As this column goes live, my plane back to England will be taking off. Please, terrorists and/or freedom fighters, leave the Virgin Air 11.10PM flight from Cape Town to London Heathrow alone. Thank you.
On Saturday I'll be visiting Tate Britain with my copywriter colleague Cindy to take in the splendour of the Gothic Nightmares exhibition. And, while we're there, hear Alan Moore talk, not about "V For Vendetta," but about Henri Fuselli and those he influenced.
Should be educational. And please, people, don't bring your Vs to be signed. Bring your "From Hells," "Mirror Of Loves," "Voice Of The Fires" or "Small Killings." You'll get a much better reception.
Better still, just enjoy the performance.
The Village Voice is kind to credit me with the Alan Moore/V For Vendetta interview that kicked off the current fuss. Makes a nice change...
SON OF SPECULATOR BOOM
Last time the speculator boom hit, it raised the whole market. Hell, copies of "Hate" sold 30,000. This time, it's just Marvel and DC, and in particular their central superhero titles, while lesser known titles are seeing their sales fall.
I hear quite a lot of advance movement from chaps wishing to cash in on the upcoming "Action Comics" #839, shipping in May. The solicitation includes the phrase "and three unexpected words mark a turning point for Lois and Clark".
Speculation by speculators (and who better to engage in such) are calling this the moment that Lois tells Clark she's pregnant. This is bolstered by the solicitation for "Superman" #652, that indicated that dueing the One Year Later gap, Clark is made vulnerable - which nicely sidesteps the whole Larry Niven-penned dilemma.
Okay. Who'll be first with an embossed silver cover then?
You know, now that Speakeasy's gone, there is no much-needed second print of "The Flying Friar." That media-featured comic is officially rare. And I'd be happy to personally emboss your cover with a blunt pencil if you'd like.
SOLO SO LOW
George Pratt's declaration that the DC series "Solo" has been cancelled before his issue sees print has been widely reported. What hasn't been is some of the other artists whose work will be entering the infamous DC Bottom Drawer, never to be seen again... Berni Wrightson, Brian Stelfreeze, Jill Thompson, Brendan McCarthy, Kevin Nowlan, Jose Luis Garcia Lopez...
Cancelled Solo Cavalcade anyone?
The DC solicitations for the "Superman Returns" books were quite exciting. Including:
SUPERMAN RETURNS: KRYPTON TO EARTH
Story by Bryan Singer, Michael Dougherty and Dan Harris
Script by Jimmy Palmiotti & Justin Gray
Art by John Byrne
Cover by Adam Hughes
Produced in conjunction with Superman Returns director Bryan Singer and screenwriters Michael Dougherty and Dan Harris, four astonishing one-shots bridge the gap between Superman II and Superman Returns!
In the first, revisit the Man of Steel's origins and see the first glimmers of what has transpired since he left the Earth at the end of Superman II!
On sale June 7 o 40 pg, FC, $3.99 US
Byrne was asked on his board, "Given your repeated bashing of Singer's Superman John, why are you now working on his version of the mythos timed it seems to promote said flick?"
He replied, "As of this morning, I am not. When Dan DiDio offered me the job, it was to be the first issue of a four-part adaptation of the original Donner/Reeve movie. Apparently, it has morphed into something else entirely, so I have withdrawn from the project.
"Barring unforeseen circumstances, I will be continuing on 'The Atom,' however."
Okay. No one tell him that his Atom inker worked on "The Authority," okay? We need our Byrne-goodness.

**MATERIAL PROVIDED**:
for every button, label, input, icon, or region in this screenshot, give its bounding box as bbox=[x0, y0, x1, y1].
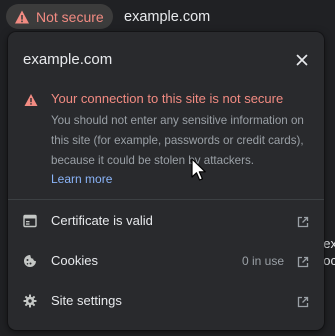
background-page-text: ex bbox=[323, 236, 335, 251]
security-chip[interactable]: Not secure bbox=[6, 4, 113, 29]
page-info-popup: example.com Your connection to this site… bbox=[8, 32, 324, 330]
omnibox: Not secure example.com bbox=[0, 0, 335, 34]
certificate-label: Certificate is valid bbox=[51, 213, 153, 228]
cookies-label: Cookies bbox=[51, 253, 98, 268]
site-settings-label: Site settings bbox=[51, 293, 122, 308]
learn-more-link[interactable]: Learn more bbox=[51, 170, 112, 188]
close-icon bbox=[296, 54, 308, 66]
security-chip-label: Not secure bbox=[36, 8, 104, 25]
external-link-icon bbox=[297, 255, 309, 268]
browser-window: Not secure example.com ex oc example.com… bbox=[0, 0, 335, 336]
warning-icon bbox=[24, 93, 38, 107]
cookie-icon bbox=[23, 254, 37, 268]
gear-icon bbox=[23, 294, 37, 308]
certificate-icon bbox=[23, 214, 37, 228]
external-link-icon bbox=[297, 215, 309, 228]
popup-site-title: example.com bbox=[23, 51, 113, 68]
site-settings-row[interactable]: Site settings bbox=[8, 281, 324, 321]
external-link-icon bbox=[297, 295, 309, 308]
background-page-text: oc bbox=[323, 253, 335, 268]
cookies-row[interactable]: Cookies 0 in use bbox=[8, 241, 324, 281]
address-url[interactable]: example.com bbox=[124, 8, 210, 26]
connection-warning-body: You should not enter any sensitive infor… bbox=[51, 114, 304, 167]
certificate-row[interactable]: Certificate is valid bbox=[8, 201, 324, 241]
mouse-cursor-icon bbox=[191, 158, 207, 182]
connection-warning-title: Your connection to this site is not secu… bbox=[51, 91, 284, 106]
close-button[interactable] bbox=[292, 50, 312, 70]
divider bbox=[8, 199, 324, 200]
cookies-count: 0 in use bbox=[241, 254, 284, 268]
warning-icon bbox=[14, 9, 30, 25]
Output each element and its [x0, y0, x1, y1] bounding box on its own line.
--
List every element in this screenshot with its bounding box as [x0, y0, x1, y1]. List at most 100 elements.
---
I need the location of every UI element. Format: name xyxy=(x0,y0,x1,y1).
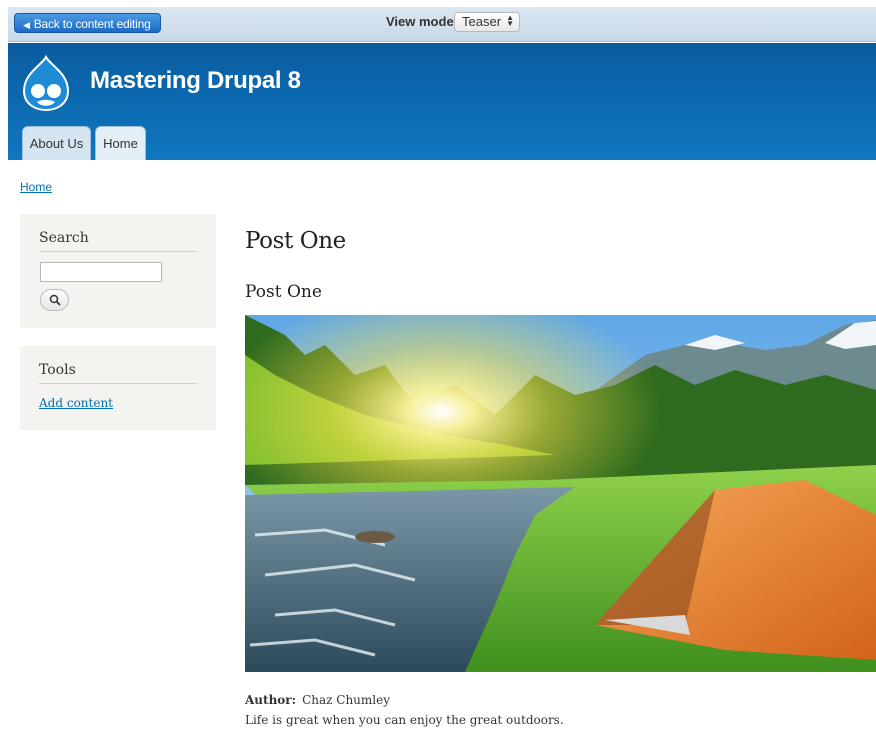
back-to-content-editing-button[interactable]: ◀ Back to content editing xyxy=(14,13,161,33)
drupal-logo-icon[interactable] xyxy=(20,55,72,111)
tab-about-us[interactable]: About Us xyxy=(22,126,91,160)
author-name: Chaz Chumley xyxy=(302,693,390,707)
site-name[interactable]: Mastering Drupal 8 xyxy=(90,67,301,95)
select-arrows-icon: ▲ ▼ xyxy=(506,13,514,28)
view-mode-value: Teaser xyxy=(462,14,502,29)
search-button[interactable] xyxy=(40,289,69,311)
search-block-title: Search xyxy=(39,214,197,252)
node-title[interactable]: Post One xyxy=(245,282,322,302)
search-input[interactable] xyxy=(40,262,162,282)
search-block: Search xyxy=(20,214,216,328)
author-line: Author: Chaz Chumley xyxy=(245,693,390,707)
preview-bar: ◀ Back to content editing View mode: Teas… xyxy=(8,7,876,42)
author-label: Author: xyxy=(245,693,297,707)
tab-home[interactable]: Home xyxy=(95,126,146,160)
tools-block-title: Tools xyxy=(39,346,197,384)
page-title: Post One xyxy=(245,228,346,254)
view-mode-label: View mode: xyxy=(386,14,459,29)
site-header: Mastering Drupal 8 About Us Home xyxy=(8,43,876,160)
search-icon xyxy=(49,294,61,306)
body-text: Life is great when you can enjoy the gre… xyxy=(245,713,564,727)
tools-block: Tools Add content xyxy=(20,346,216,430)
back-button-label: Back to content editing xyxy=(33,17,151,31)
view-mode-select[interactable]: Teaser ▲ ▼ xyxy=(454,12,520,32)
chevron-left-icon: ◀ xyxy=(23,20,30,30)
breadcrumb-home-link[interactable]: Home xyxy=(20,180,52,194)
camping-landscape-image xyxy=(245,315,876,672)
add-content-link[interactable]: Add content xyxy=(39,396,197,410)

**TASK BRIEF**: Rewrite the comics column from "You know, now" to "Luis Garcia Lopez...", replacing "blunt pencil" with "dull pencil". The items are material unrelated to the comics column.

**EXERCISE OUTPUT**:
You know, now that Speakeasy's gone, there is no much-needed second print of "The Flying Friar." That media-featured comic is officially rare. And I'd be happy to personally emboss your cover with a dull pencil if you'd like.
SOLO SO LOW
George Pratt's declaration that the DC series "Solo" has been cancelled before his issue sees print has been widely reported. What hasn't been is some of the other artists whose work will be entering the infamous DC Bottom Drawer, never to be seen again... Berni Wrightson, Brian Stelfreeze, Jill Thompson, Brendan McCarthy, Kevin Nowlan, Jose Luis Garcia Lopez...